AIM:
Copy each line in which the string "Thoughput" occurs.

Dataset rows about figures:
· · · · · · ·

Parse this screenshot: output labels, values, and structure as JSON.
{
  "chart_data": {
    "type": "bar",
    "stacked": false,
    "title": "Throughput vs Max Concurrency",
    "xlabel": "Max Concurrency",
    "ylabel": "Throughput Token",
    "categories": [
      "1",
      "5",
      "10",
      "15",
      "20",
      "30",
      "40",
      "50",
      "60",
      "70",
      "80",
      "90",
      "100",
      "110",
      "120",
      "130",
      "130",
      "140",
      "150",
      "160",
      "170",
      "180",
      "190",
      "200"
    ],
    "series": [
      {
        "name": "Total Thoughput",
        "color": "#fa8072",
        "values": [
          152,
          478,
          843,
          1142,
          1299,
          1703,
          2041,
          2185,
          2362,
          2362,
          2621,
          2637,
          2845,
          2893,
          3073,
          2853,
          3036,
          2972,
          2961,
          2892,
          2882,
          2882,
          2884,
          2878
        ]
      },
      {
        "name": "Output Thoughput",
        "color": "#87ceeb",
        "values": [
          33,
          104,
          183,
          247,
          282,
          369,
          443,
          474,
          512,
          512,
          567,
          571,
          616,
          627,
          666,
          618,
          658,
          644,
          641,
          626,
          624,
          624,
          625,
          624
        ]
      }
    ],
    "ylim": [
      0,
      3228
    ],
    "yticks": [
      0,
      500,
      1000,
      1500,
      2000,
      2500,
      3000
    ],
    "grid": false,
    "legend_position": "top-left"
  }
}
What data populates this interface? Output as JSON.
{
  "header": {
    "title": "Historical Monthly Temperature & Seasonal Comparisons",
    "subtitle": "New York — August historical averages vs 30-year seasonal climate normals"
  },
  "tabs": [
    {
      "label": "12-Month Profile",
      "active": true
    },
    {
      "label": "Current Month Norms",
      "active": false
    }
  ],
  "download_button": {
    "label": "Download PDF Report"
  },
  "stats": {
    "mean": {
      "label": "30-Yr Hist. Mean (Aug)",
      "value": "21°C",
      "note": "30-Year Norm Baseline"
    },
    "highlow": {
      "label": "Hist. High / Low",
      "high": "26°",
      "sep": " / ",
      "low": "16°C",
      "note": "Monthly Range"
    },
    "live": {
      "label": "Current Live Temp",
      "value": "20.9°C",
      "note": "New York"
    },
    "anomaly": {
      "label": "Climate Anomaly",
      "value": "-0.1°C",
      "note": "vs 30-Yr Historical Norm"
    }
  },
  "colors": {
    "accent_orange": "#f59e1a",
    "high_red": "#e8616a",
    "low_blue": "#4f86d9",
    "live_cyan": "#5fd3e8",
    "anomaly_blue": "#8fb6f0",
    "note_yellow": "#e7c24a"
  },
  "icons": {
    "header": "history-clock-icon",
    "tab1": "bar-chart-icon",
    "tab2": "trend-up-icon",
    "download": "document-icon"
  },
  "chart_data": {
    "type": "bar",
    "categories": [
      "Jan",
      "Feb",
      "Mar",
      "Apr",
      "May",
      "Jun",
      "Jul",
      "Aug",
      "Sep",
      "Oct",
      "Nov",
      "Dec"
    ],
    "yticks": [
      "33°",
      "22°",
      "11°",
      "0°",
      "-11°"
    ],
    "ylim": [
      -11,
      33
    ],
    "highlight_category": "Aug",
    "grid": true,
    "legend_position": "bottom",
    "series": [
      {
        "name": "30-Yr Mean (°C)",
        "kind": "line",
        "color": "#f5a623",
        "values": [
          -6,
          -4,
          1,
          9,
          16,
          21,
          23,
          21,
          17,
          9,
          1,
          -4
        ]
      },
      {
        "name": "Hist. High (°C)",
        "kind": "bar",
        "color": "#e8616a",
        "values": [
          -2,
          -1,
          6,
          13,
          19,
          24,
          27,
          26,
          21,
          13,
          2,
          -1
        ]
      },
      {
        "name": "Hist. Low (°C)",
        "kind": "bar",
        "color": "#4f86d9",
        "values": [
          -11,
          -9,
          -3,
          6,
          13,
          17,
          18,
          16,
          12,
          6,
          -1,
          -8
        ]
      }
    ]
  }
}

· · · · · · ·

CORRECT ANSWER:
        "name": "Total Thoughput",
        "name": "Output Thoughput",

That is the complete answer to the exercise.